Excerpts from a figure dataset:
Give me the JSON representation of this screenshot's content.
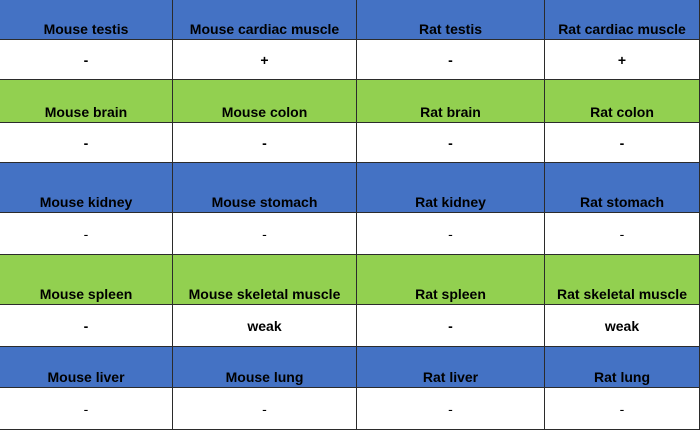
{
  "table": {
    "rows": [
      [
        "Mouse testis",
        "Mouse cardiac muscle",
        "Rat testis",
        "Rat cardiac muscle"
      ],
      [
        "-",
        "+",
        "-",
        "+"
      ],
      [
        "Mouse brain",
        "Mouse colon",
        "Rat brain",
        "Rat colon"
      ],
      [
        "-",
        "-",
        "-",
        "-"
      ],
      [
        "Mouse kidney",
        "Mouse stomach",
        "Rat kidney",
        "Rat stomach"
      ],
      [
        "-",
        "-",
        "-",
        "-"
      ],
      [
        "Mouse spleen",
        "Mouse skeletal muscle",
        "Rat spleen",
        "Rat skeletal muscle"
      ],
      [
        "-",
        "weak",
        "-",
        "weak"
      ],
      [
        "Mouse liver",
        "Mouse lung",
        "Rat liver",
        "Rat lung"
      ],
      [
        "-",
        "-",
        "-",
        "-"
      ]
    ]
  }
}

» **Exercise description**: In your copy of the records, include no pictures; repeat everything else exactly.

» **Response to the task**:
Give me the JSON representation of this screenshot's content.
{
  "table": {
    "rows": [
      [
        "Mouse testis",
        "Mouse cardiac muscle",
        "Rat testis",
        "Rat cardiac muscle"
      ],
      [
        "-",
        "+",
        "-",
        "+"
      ],
      [
        "Mouse brain",
        "Mouse colon",
        "Rat brain",
        "Rat colon"
      ],
      [
        "-",
        "-",
        "-",
        "-"
      ],
      [
        "Mouse kidney",
        "Mouse stomach",
        "Rat kidney",
        "Rat stomach"
      ],
      [
        "-",
        "-",
        "-",
        "-"
      ],
      [
        "Mouse spleen",
        "Mouse skeletal muscle",
        "Rat spleen",
        "Rat skeletal muscle"
      ],
      [
        "-",
        "weak",
        "-",
        "weak"
      ],
      [
        "Mouse liver",
        "Mouse lung",
        "Rat liver",
        "Rat lung"
      ],
      [
        "-",
        "-",
        "-",
        "-"
      ]
    ]
  }
}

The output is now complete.